Instruction: Restate the data exactly as given and keep the pictures out.

─── Entries supplied ───

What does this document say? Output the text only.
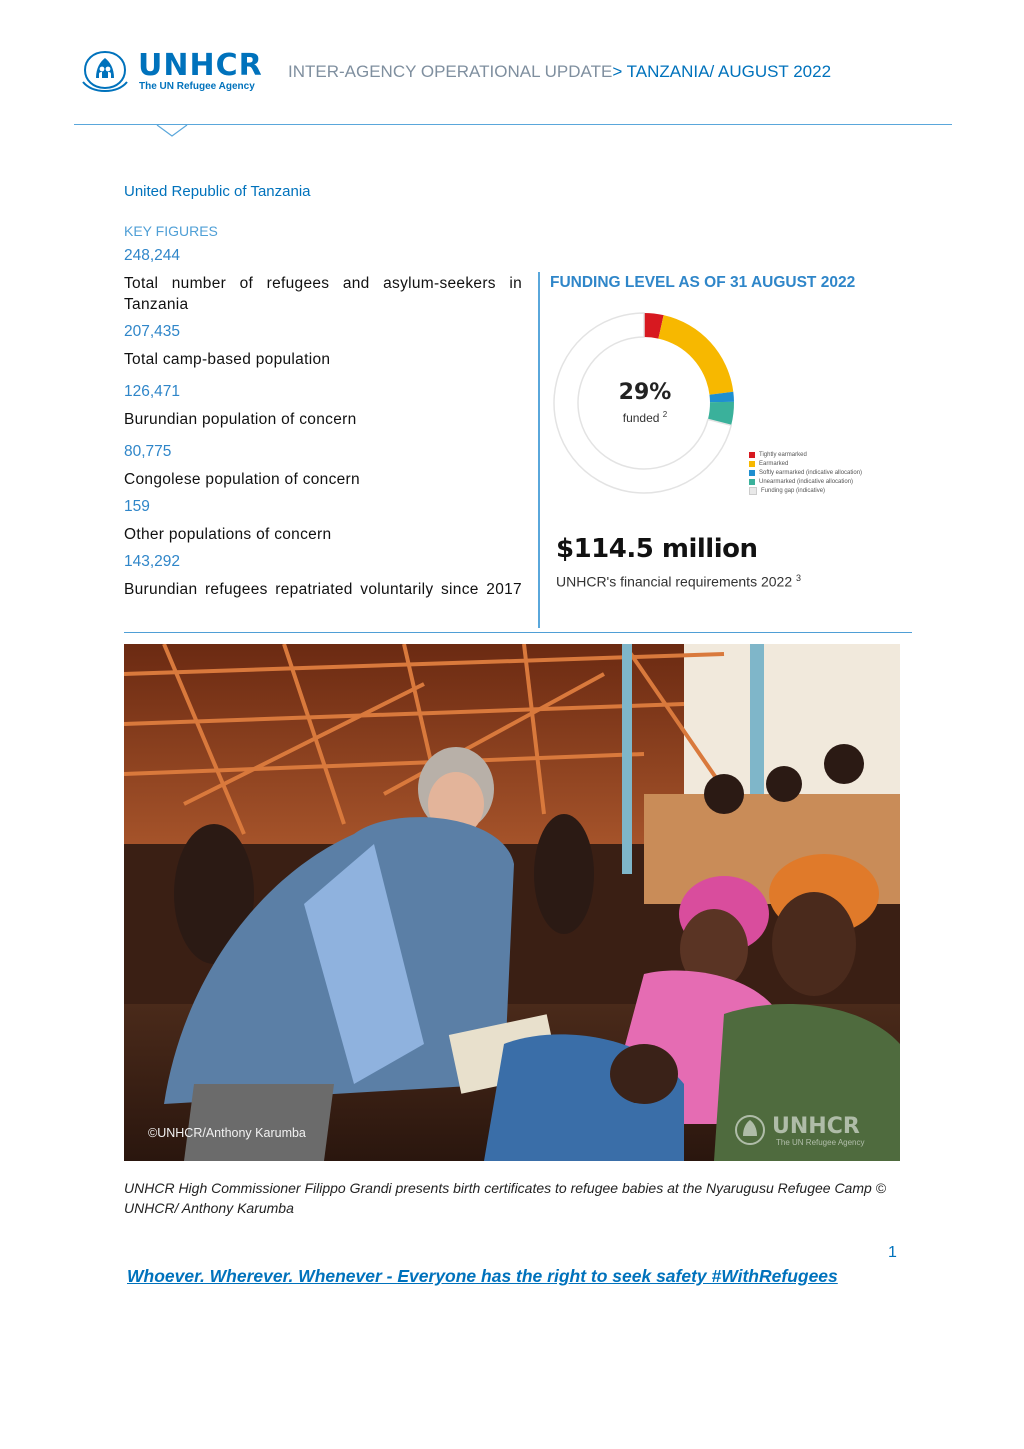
UNHCR
The UN Refugee Agency
INTER-AGENCY OPERATIONAL UPDATE> TANZANIA/ AUGUST 2022
United Republic of Tanzania
KEY FIGURES
248,244
Total number of refugees and asylum-seekers in Tanzania
207,435
Total camp-based population
126,471
Burundian population of concern
80,775
Congolese population of concern
159
Other populations of concern
143,292
Burundian refugees repatriated voluntarily since 2017
FUNDING LEVEL AS OF 31 AUGUST 2022
29%
funded $^2$
Tightly earmarked
Earmarked
Softly earmarked (indicative allocation)
Unearmarked (indicative allocation)
Funding gap (indicative)
$114.5 million
UNHCR's financial requirements 2022 $^3$
©UNHCR/Anthony Karumba	UNHCR
The UN Refugee Agency
UNHCR High Commissioner Filippo Grandi presents birth certificates to refugee babies at the Nyarugusu Refugee Camp © UNHCR/ Anthony Karumba
1
Whoever. Wherever. Whenever - Everyone has the right to seek safety #WithRefugees
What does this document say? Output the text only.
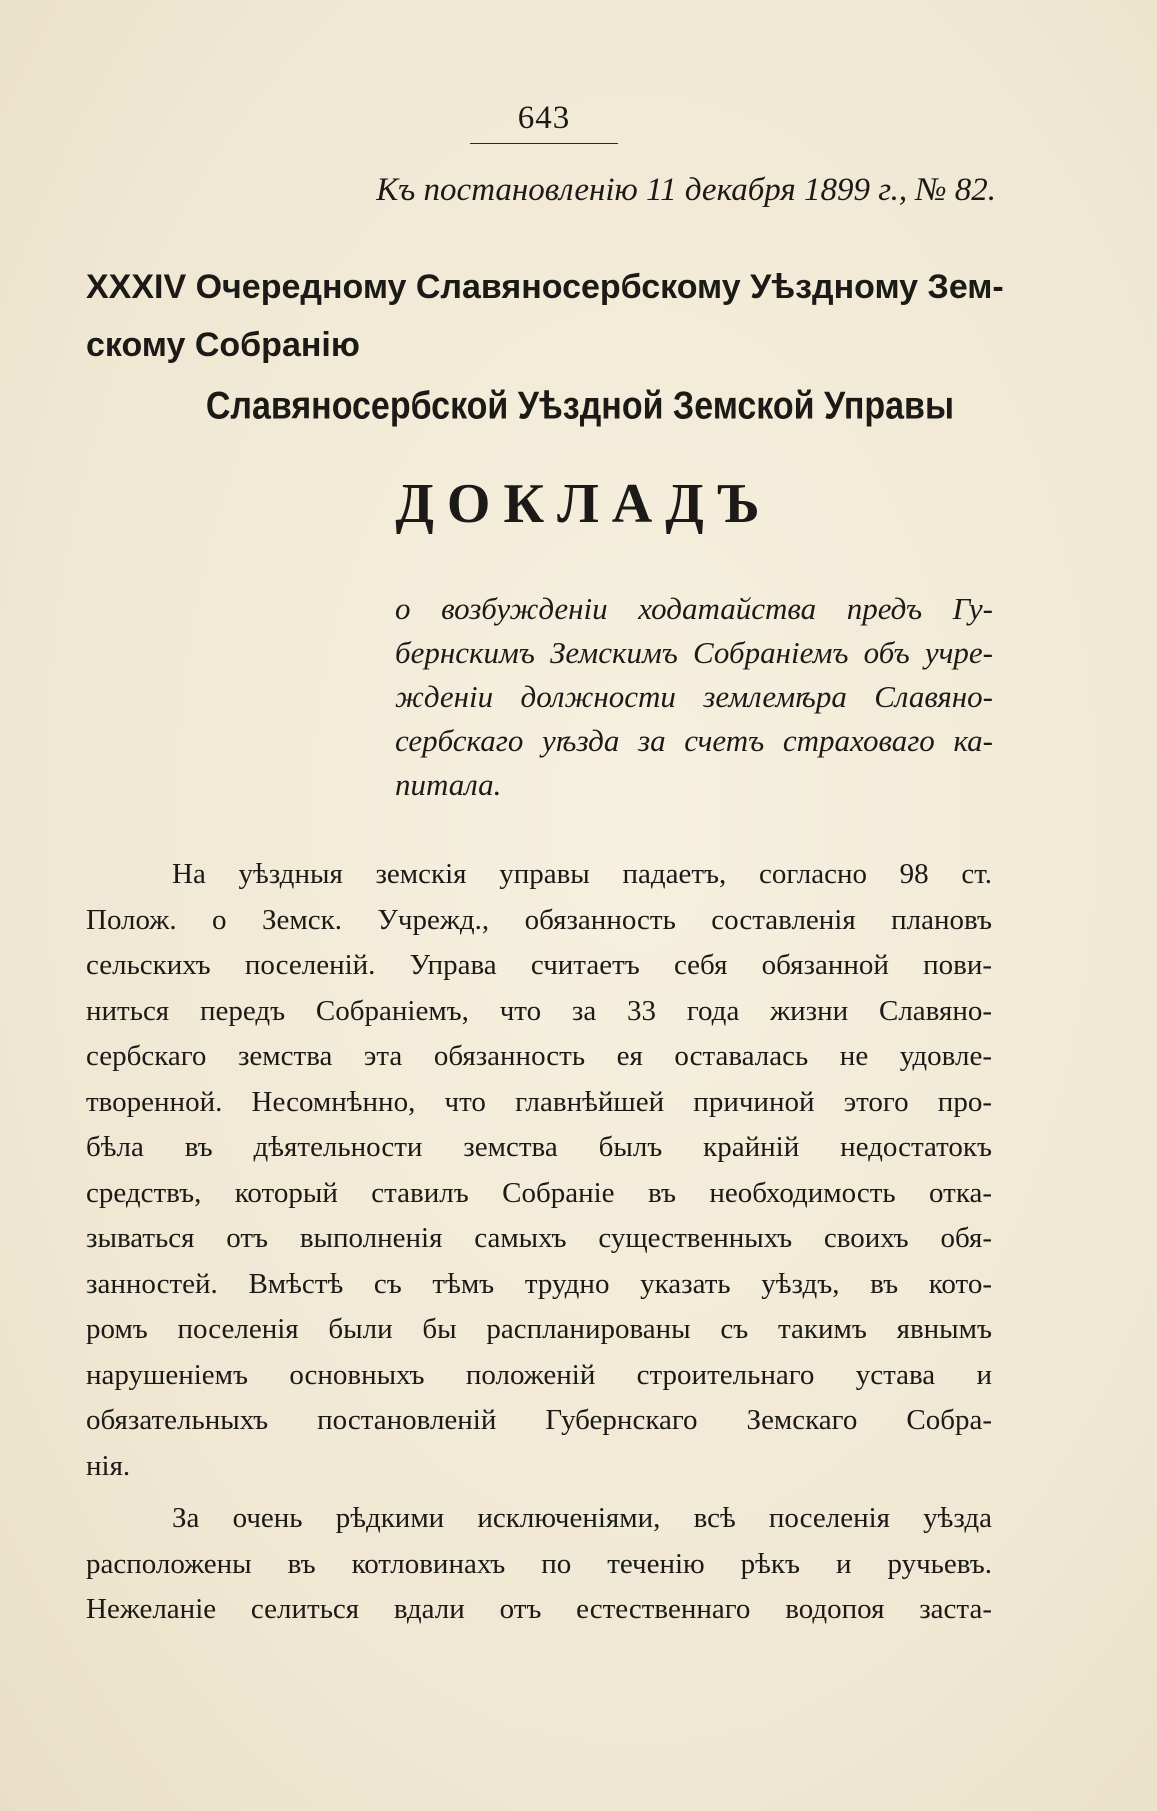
643
Къ постановленію 11 декабря 1899 г., № 82.
XXXIV Очередному Славяносербскому Уѣздному Зем-
скому Собранію
Славяносербской Уѣздной Земской Управы
ДОКЛАДЪ
о возбужденіи ходатайства предъ Гу-
бернскимъ Земскимъ Собраніемъ объ учре-
жденіи должности землемѣра Славяно-
сербскаго уѣзда за счетъ страховаго ка-
питала.
На уѣздныя земскія управы падаетъ, согласно 98 ст.
Полож. о Земск. Учрежд., обязанность составленія плановъ
сельскихъ поселеній. Управа считаетъ себя обязанной пови-
ниться передъ Собраніемъ, что за 33 года жизни Славяно-
сербскаго земства эта обязанность ея оставалась не удовле-
творенной. Несомнѣнно, что главнѣйшей причиной этого про-
бѣла въ дѣятельности земства былъ крайній недостатокъ
средствъ, который ставилъ Собраніе въ необходимость отка-
зываться отъ выполненія самыхъ существенныхъ своихъ обя-
занностей. Вмѣстѣ съ тѣмъ трудно указать уѣздъ, въ кото-
ромъ поселенія были бы распланированы съ такимъ явнымъ
нарушеніемъ основныхъ положеній строительнаго устава и
обязательныхъ постановленій Губернскаго Земскаго Собра-
нія.
За очень рѣдкими исключеніями, всѣ поселенія уѣзда
расположены въ котловинахъ по теченію рѣкъ и ручьевъ.
Нежеланіе селиться вдали отъ естественнаго водопоя заста-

───

Worked answer:
What does this document say? Output the text only.
UNHCR
The UN Refugee Agency
INTER-AGENCY OPERATIONAL UPDATE> TANZANIA/ AUGUST 2022
United Republic of Tanzania
KEY FIGURES
248,244
Total number of refugees and asylum-seekers in Tanzania
207,435
Total camp-based population
126,471
Burundian population of concern
80,775
Congolese population of concern
159
Other populations of concern
143,292
Burundian refugees repatriated voluntarily since 2017
FUNDING LEVEL AS OF 31 AUGUST 2022
29%
funded $^2$
Tightly earmarked
Earmarked
Softly earmarked (indicative allocation)
Unearmarked (indicative allocation)
Funding gap (indicative)
$114.5 million
UNHCR's financial requirements 2022 $^3$
©UNHCR/Anthony Karumba	UNHCR
The UN Refugee Agency
UNHCR High Commissioner Filippo Grandi presents birth certificates to refugee babies at the Nyarugusu Refugee Camp © UNHCR/ Anthony Karumba
1
Whoever. Wherever. Whenever - Everyone has the right to seek safety #WithRefugees
What does this document say? Output the text only.
643
Къ постановленію 11 декабря 1899 г., № 82.
XXXIV Очередному Славяносербскому Уѣздному Зем-
скому Собранію
Славяносербской Уѣздной Земской Управы
ДОКЛАДЪ
о возбужденіи ходатайства предъ Гу-
бернскимъ Земскимъ Собраніемъ объ учре-
жденіи должности землемѣра Славяно-
сербскаго уѣзда за счетъ страховаго ка-
питала.
На уѣздныя земскія управы падаетъ, согласно 98 ст.
Полож. о Земск. Учрежд., обязанность составленія плановъ
сельскихъ поселеній. Управа считаетъ себя обязанной пови-
ниться передъ Собраніемъ, что за 33 года жизни Славяно-
сербскаго земства эта обязанность ея оставалась не удовле-
творенной. Несомнѣнно, что главнѣйшей причиной этого про-
бѣла въ дѣятельности земства былъ крайній недостатокъ
средствъ, который ставилъ Собраніе въ необходимость отка-
зываться отъ выполненія самыхъ существенныхъ своихъ обя-
занностей. Вмѣстѣ съ тѣмъ трудно указать уѣздъ, въ кото-
ромъ поселенія были бы распланированы съ такимъ явнымъ
нарушеніемъ основныхъ положеній строительнаго устава и
обязательныхъ постановленій Губернскаго Земскаго Собра-
нія.
За очень рѣдкими исключеніями, всѣ поселенія уѣзда
расположены въ котловинахъ по теченію рѣкъ и ручьевъ.
Нежеланіе селиться вдали отъ естественнаго водопоя заста-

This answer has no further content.